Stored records
+===+

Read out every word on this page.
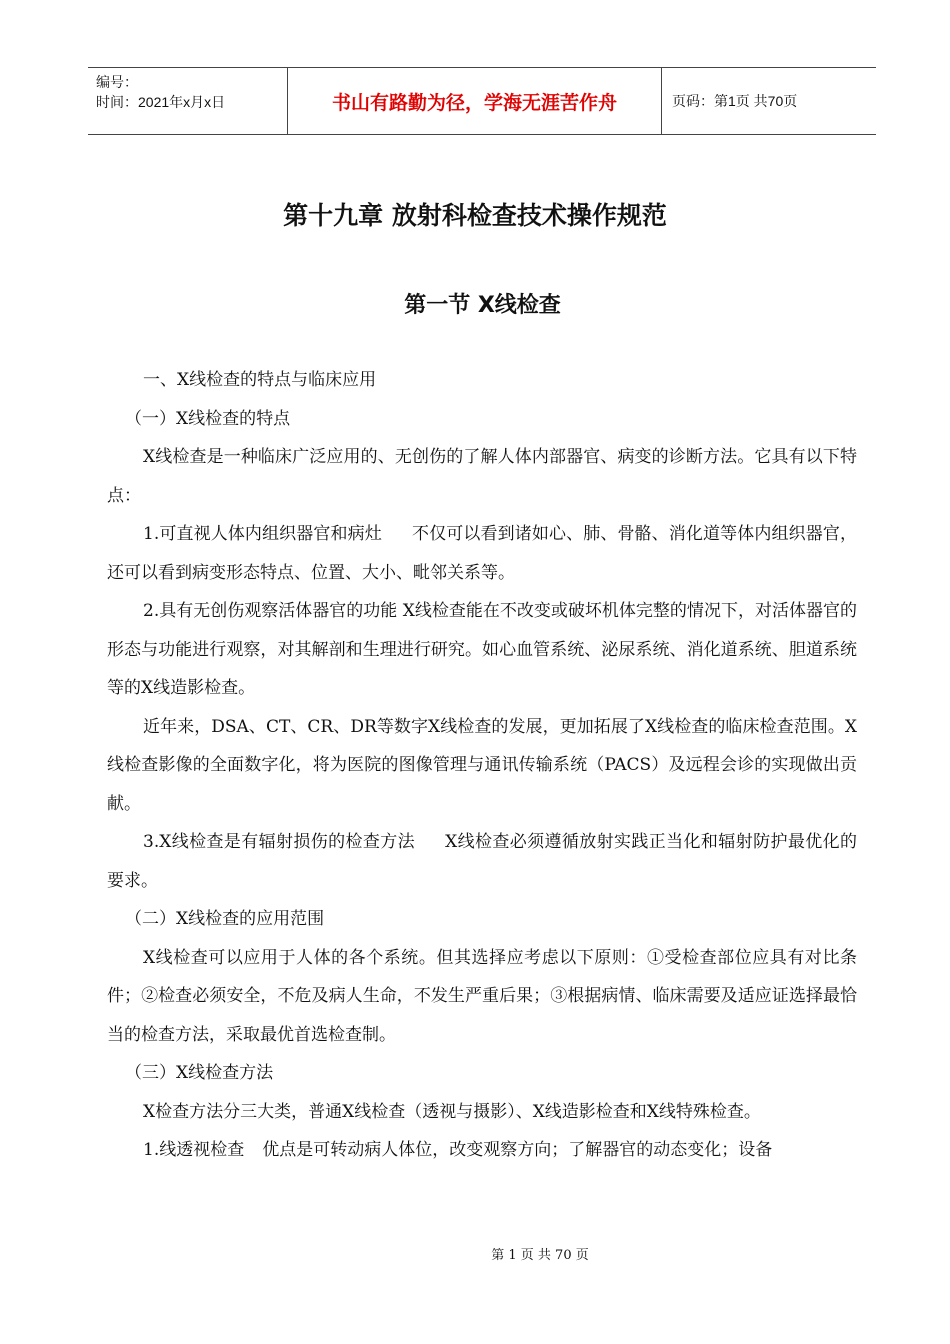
编号：
时间：2021年x月x日	书山有路勤为径，学海无涯苦作舟	页码：第1页 共70页
第十九章 放射科检查技术操作规范
第一节 X线检查

一、X线检查的特点与临床应用

（一）X线检查的特点

X线检查是一种临床广泛应用的、无创伤的了解人体内部器官、病变的诊断方法。它具有以下特点：

1.可直视人体内组织器官和病灶 不仅可以看到诸如心、肺、骨骼、消化道等体内组织器官，还可以看到病变形态特点、位置、大小、毗邻关系等。

2.具有无创伤观察活体器官的功能 X线检查能在不改变或破坏机体完整的情况下，对活体器官的形态与功能进行观察，对其解剖和生理进行研究。如心血管系统、泌尿系统、消化道系统、胆道系统等的X线造影检查。

近年来，DSA、CT、CR、DR等数字X线检查的发展，更加拓展了X线检查的临床检查范围。X线检查影像的全面数字化，将为医院的图像管理与通讯传输系统（PACS）及远程会诊的实现做出贡献。

3.X线检查是有辐射损伤的检查方法 X线检查必须遵循放射实践正当化和辐射防护最优化的要求。

（二）X线检查的应用范围

X线检查可以应用于人体的各个系统。但其选择应考虑以下原则：①受检查部位应具有对比条件；②检查必须安全，不危及病人生命，不发生严重后果；③根据病情、临床需要及适应证选择最恰当的检查方法，采取最优首选检查制。

（三）X线检查方法

X检查方法分三大类，普通X线检查（透视与摄影）、X线造影检查和X线特殊检查。

1.线透视检查 优点是可转动病人体位，改变观察方向；了解器官的动态变化；设备

第 1 页 共 70 页
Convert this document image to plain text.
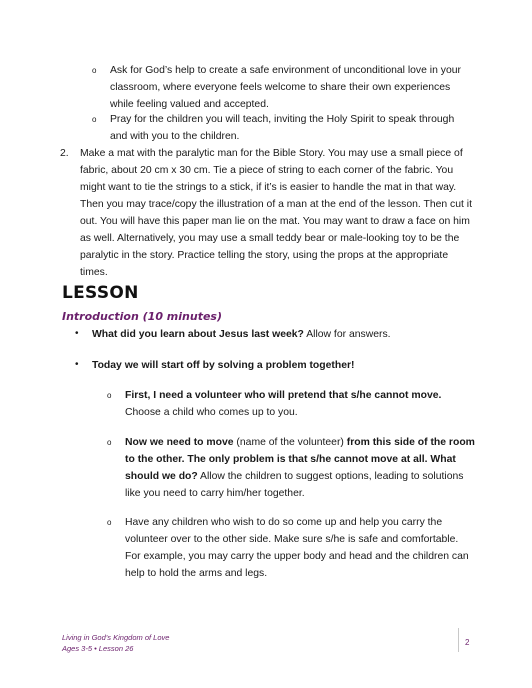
o Ask for God’s help to create a safe environment of unconditional love in your classroom, where everyone feels welcome to share their own experiences while feeling valued and accepted.
o Pray for the children you will teach, inviting the Holy Spirit to speak through and with you to the children.
2. Make a mat with the paralytic man for the Bible Story. You may use a small piece of fabric, about 20 cm x 30 cm. Tie a piece of string to each corner of the fabric. You might want to tie the strings to a stick, if it’s is easier to handle the mat in that way. Then you may trace/copy the illustration of a man at the end of the lesson. Then cut it out. You will have this paper man lie on the mat. You may want to draw a face on him as well. Alternatively, you may use a small teddy bear or male-looking toy to be the paralytic in the story. Practice telling the story, using the props at the appropriate times.
LESSON
Introduction (10 minutes)
• What did you learn about Jesus last week? Allow for answers.
• Today we will start off by solving a problem together!
o First, I need a volunteer who will pretend that s/he cannot move. Choose a child who comes up to you.
o Now we need to move (name of the volunteer) from this side of the room to the other. The only problem is that s/he cannot move at all. What should we do? Allow the children to suggest options, leading to solutions like you need to carry him/her together.
o Have any children who wish to do so come up and help you carry the volunteer over to the other side. Make sure s/he is safe and comfortable. For example, you may carry the upper body and head and the children can help to hold the arms and legs.
Living in God’s Kingdom of Love
Ages 3-5 • Lesson 26
2
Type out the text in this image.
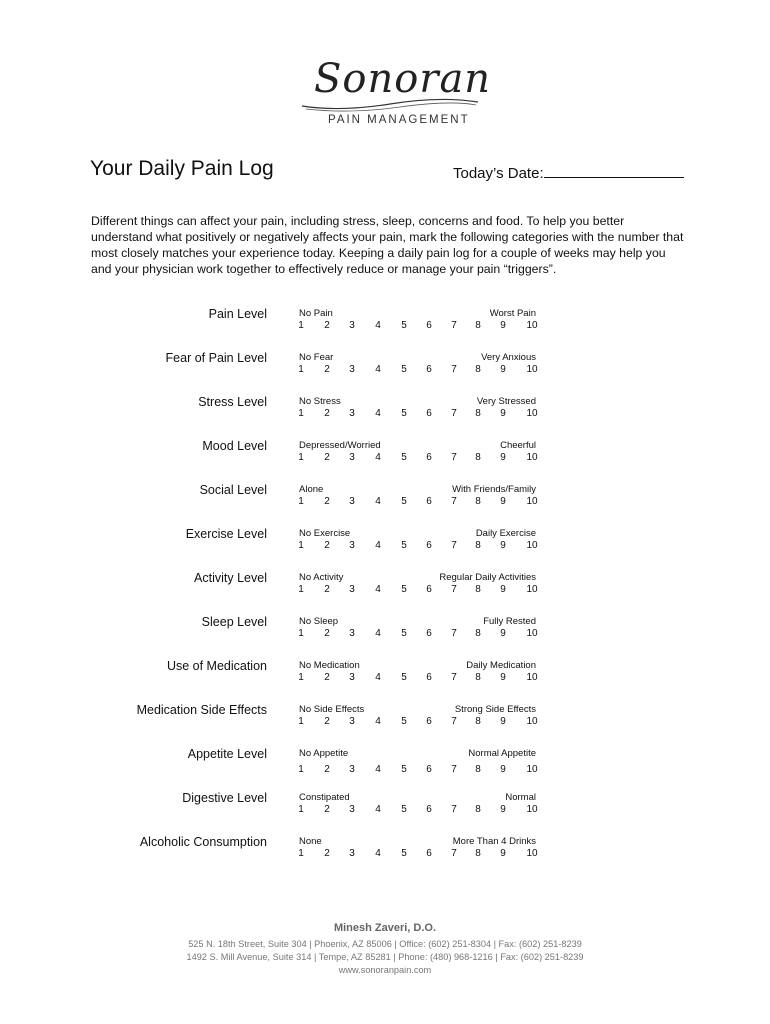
Sonoran
PAIN MANAGEMENT
Your Daily Pain Log	Today’s Date:

Different things can affect your pain, including stress, sleep, concerns and food. To help you better understand what positively or negatively affects your pain, mark the following categories with the number that most closely matches your experience today. Keeping a daily pain log for a couple of weeks may help you and your physician work together to effectively reduce or manage your pain “triggers”.

Pain Level	No Pain	Worst Pain
1	2	3	4	5	6	7	8	9	10
Fear of Pain Level	No Fear	Very Anxious
1	2	3	4	5	6	7	8	9	10
Stress Level	No Stress	Very Stressed
1	2	3	4	5	6	7	8	9	10
Mood Level	Depressed/Worried	Cheerful
1	2	3	4	5	6	7	8	9	10
Social Level	Alone	With Friends/Family
1	2	3	4	5	6	7	8	9	10
Exercise Level	No Exercise	Daily Exercise
1	2	3	4	5	6	7	8	9	10
Activity Level	No Activity	Regular Daily Activities
1	2	3	4	5	6	7	8	9	10
Sleep Level	No Sleep	Fully Rested
1	2	3	4	5	6	7	8	9	10
Use of Medication	No Medication	Daily Medication
1	2	3	4	5	6	7	8	9	10
Medication Side Effects	No Side Effects	Strong Side Effects
1	2	3	4	5	6	7	8	9	10
Appetite Level	No Appetite	Normal Appetite
1	2	3	4	5	6	7	8	9	10
Digestive Level	Constipated	Normal
1	2	3	4	5	6	7	8	9	10
Alcoholic Consumption	None	More Than 4 Drinks
1	2	3	4	5	6	7	8	9	10
Minesh Zaveri, D.O.
525 N. 18th Street, Suite 304 | Phoenix, AZ 85006 | Office: (602) 251-8304 | Fax: (602) 251-8239
1492 S. Mill Avenue, Suite 314 | Tempe, AZ 85281 | Phone: (480) 968-1216 | Fax: (602) 251-8239
www.sonoranpain.com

+===+

● What you will do: Show the lines of the records that include the string "text".

● The reply:
Convert this document image to plain text.
Type out the text in this image.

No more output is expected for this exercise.